Every line from the one that contains "Read the values" to the last line of the listing below should be quoted verbatim. Pictures are excluded.

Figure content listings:
•••••

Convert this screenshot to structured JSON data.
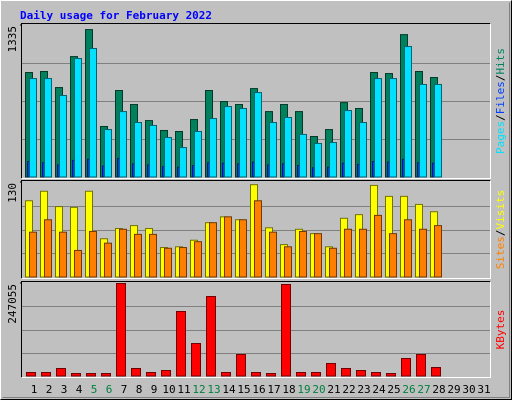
{
  "chart_data": {
    "type": "bar",
    "title": "Daily usage for February 2022",
    "categories": [
      "1",
      "2",
      "3",
      "4",
      "5",
      "6",
      "7",
      "8",
      "9",
      "10",
      "11",
      "12",
      "13",
      "14",
      "15",
      "16",
      "17",
      "18",
      "19",
      "20",
      "21",
      "22",
      "23",
      "24",
      "25",
      "26",
      "27",
      "28",
      "29",
      "30",
      "31"
    ],
    "highlight_categories": [
      "5",
      "6",
      "12",
      "13",
      "19",
      "20",
      "26",
      "27"
    ],
    "highlight_color": "#008040",
    "legend_separator": "/",
    "panels": [
      {
        "ylim": [
          0,
          1335
        ],
        "yticks": [
          1335
        ],
        "series": [
          {
            "name": "Hits",
            "color": "#00805c",
            "values": [
              922,
              931,
              790,
              1062,
              1299,
              448,
              764,
              641,
              500,
              413,
              404,
              509,
              764,
              667,
              641,
              781,
              579,
              641,
              579,
              360,
              421,
              658,
              606,
              922,
              913,
              1255,
              931,
              878,
              null,
              null,
              null
            ]
          },
          {
            "name": "Files",
            "color": "#0040ff",
            "values": [
              140,
              130,
              110,
              150,
              160,
              100,
              167,
              120,
              110,
              95,
              90,
              105,
              130,
              125,
              120,
              135,
              110,
              120,
              105,
              85,
              90,
              125,
              115,
              140,
              135,
              160,
              130,
              125,
              null,
              null,
              null
            ]
          },
          {
            "name": "Pages",
            "color": "#00e0ff",
            "values": [
              869,
              869,
              720,
              1045,
              1133,
              421,
              579,
              483,
              457,
              351,
              263,
              404,
              518,
              623,
              606,
              746,
              483,
              527,
              378,
              299,
              307,
              588,
              483,
              869,
              869,
              1150,
              817,
              817,
              null,
              null,
              null
            ]
          }
        ]
      },
      {
        "ylim": [
          0,
          130
        ],
        "yticks": [
          130
        ],
        "series": [
          {
            "name": "Visits",
            "color": "#ffff00",
            "values": [
              105,
              118,
              97,
              96,
              118,
              53,
              67,
              71,
              67,
              41,
              42,
              51,
              75,
              83,
              79,
              127,
              68,
              45,
              66,
              60,
              42,
              81,
              86,
              126,
              111,
              111,
              100,
              90,
              null,
              null,
              null
            ]
          },
          {
            "name": "Sites",
            "color": "#ff8000",
            "values": [
              62,
              79,
              62,
              37,
              63,
              47,
              66,
              59,
              59,
              40,
              41,
              49,
              75,
              83,
              79,
              105,
              62,
              42,
              63,
              60,
              40,
              66,
              66,
              85,
              60,
              79,
              66,
              71,
              null,
              null,
              null
            ]
          }
        ]
      },
      {
        "ylim": [
          0,
          247055
        ],
        "yticks": [
          247055
        ],
        "series": [
          {
            "name": "KBytes",
            "color": "#ff0000",
            "values": [
              10625,
              10625,
              21250,
              7969,
              7969,
              7969,
              247055,
              21250,
              10625,
              15937,
              172650,
              87660,
              212500,
              10625,
              58440,
              10625,
              7969,
              244400,
              10625,
              10625,
              34530,
              21250,
              15937,
              10625,
              7969,
              47810,
              58440,
              23900,
              null,
              null,
              null
            ]
          }
        ]
      }
    ]
  }
}
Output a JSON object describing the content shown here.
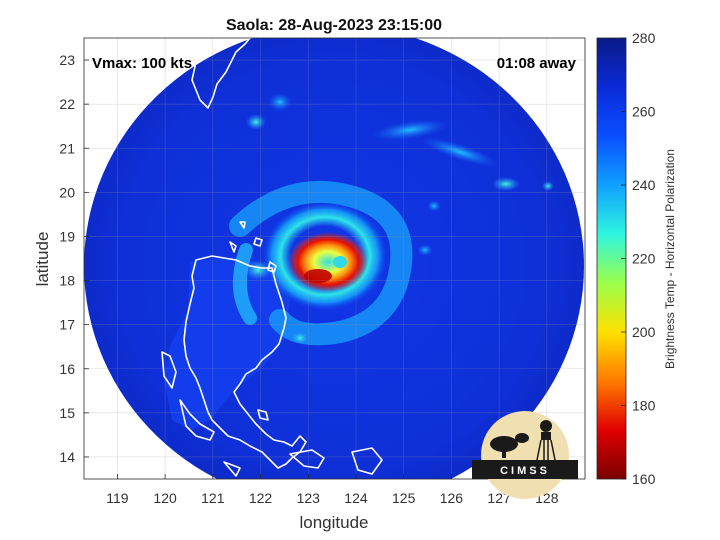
{
  "title": "Saola: 28-Aug-2023 23:15:00",
  "vmax_label": "Vmax: 100 kts",
  "time_away_label": "01:08 away",
  "x_axis": {
    "label": "longitude",
    "ticks": [
      "119",
      "120",
      "121",
      "122",
      "123",
      "124",
      "125",
      "126",
      "127",
      "128"
    ],
    "range": [
      118.3,
      128.8
    ]
  },
  "y_axis": {
    "label": "latitude",
    "ticks": [
      "14",
      "15",
      "16",
      "17",
      "18",
      "19",
      "20",
      "21",
      "22",
      "23"
    ],
    "range": [
      13.5,
      23.5
    ]
  },
  "colorbar": {
    "label": "Brightness Temp - Horizontal Polarization",
    "ticks": [
      "280",
      "260",
      "240",
      "220",
      "200",
      "180",
      "160"
    ],
    "range": [
      160,
      280
    ],
    "colors": [
      "#7a0000",
      "#e00000",
      "#ff7a00",
      "#ffe000",
      "#9bff4a",
      "#2ef5e0",
      "#0fa0ff",
      "#0a4fff",
      "#0a2ad8",
      "#0a1a86"
    ]
  },
  "storm": {
    "name": "Saola",
    "center_lon": 123.3,
    "center_lat": 18.3,
    "vmax_kts": 100
  },
  "logo": {
    "text": "CIMSS"
  },
  "colors": {
    "background_blue": "#0f2fd4",
    "coast": "#ffffff"
  }
}
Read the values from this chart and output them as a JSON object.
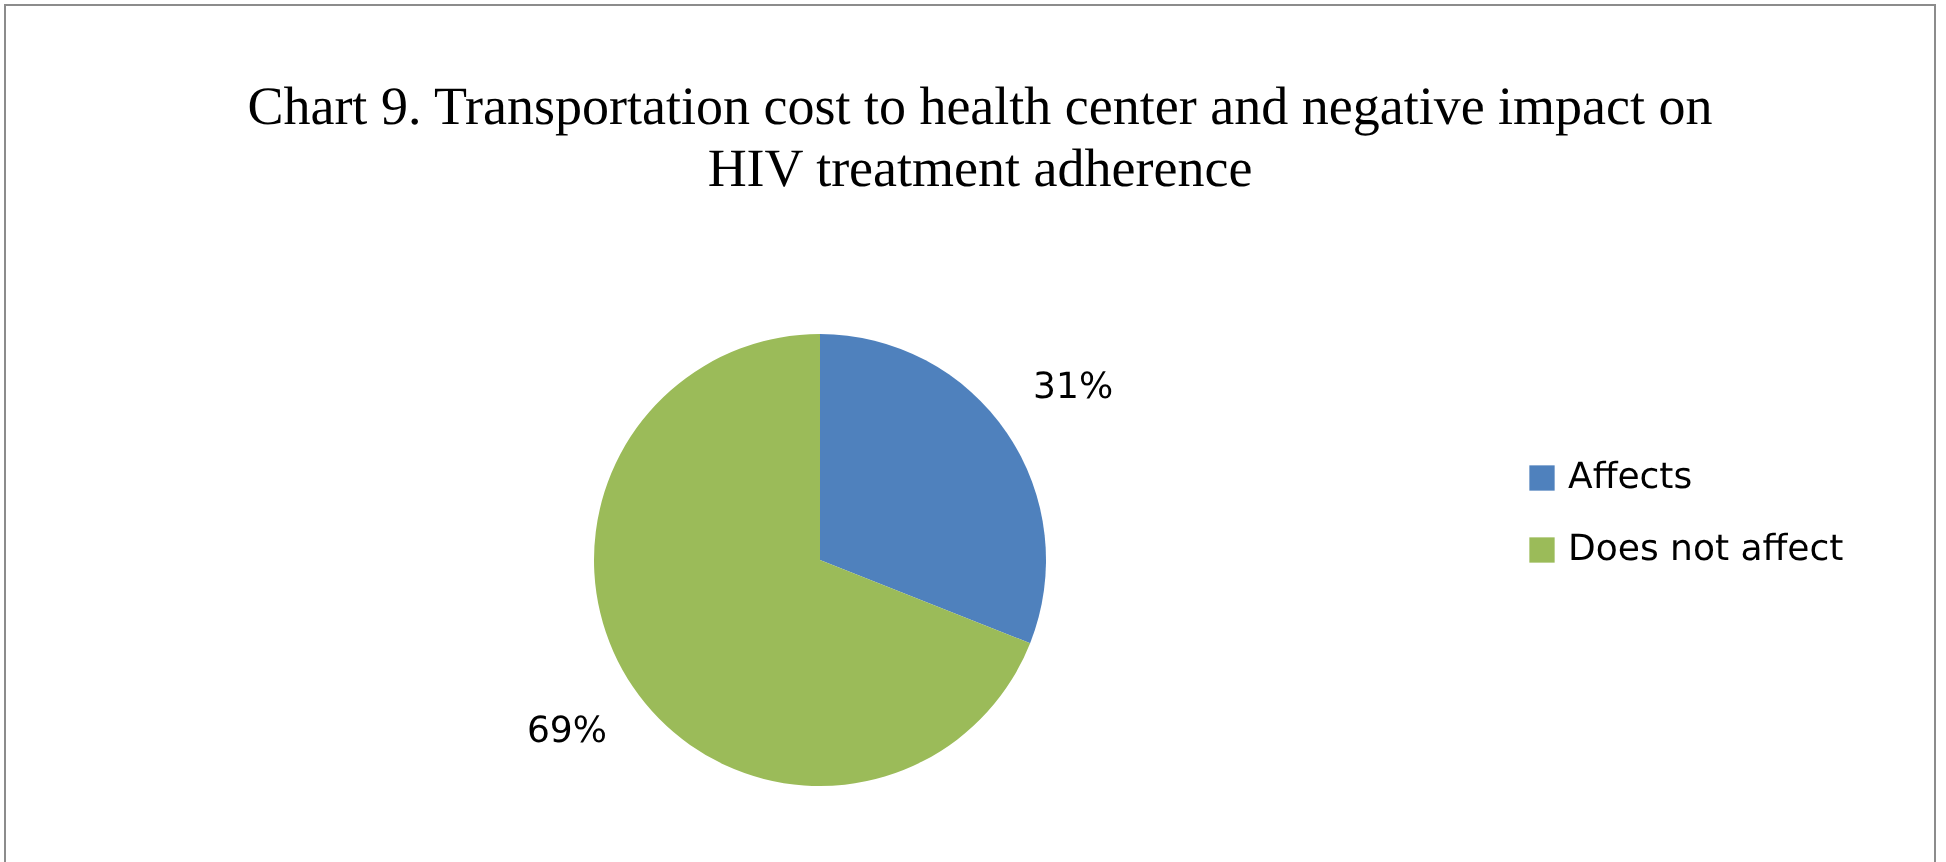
{
  "chart_data": {
    "type": "pie",
    "title": "Chart 9. Transportation cost to health center and negative impact on HIV treatment adherence",
    "categories": [
      "Affects",
      "Does not affect"
    ],
    "values": [
      31,
      69
    ],
    "colors": [
      "#4f81bd",
      "#9bbb59"
    ],
    "value_labels": [
      "31%",
      "69%"
    ],
    "legend": "right"
  }
}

•••••

#### [TASK ANSWER]
Read the values from this chart and output them as a JSON object.
{
  "chart_data": {
    "type": "pie",
    "title": "Chart 9. Transportation cost to health center and negative impact on HIV treatment adherence",
    "categories": [
      "Affects",
      "Does not affect"
    ],
    "values": [
      31,
      69
    ],
    "colors": [
      "#4f81bd",
      "#9bbb59"
    ],
    "value_labels": [
      "31%",
      "69%"
    ],
    "legend": "right"
  }
}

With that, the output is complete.